*DO THIS:*
Each line holding the word "Inset" counts once; give the total and nothing more.

*DATASET EXTRACT:*
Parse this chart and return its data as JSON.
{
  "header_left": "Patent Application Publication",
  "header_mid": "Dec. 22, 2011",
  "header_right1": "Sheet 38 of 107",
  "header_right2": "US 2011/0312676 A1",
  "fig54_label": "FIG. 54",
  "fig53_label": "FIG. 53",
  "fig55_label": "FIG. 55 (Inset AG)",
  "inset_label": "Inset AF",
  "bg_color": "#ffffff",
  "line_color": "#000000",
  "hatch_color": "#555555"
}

*WRITTEN SOLUTION:*
2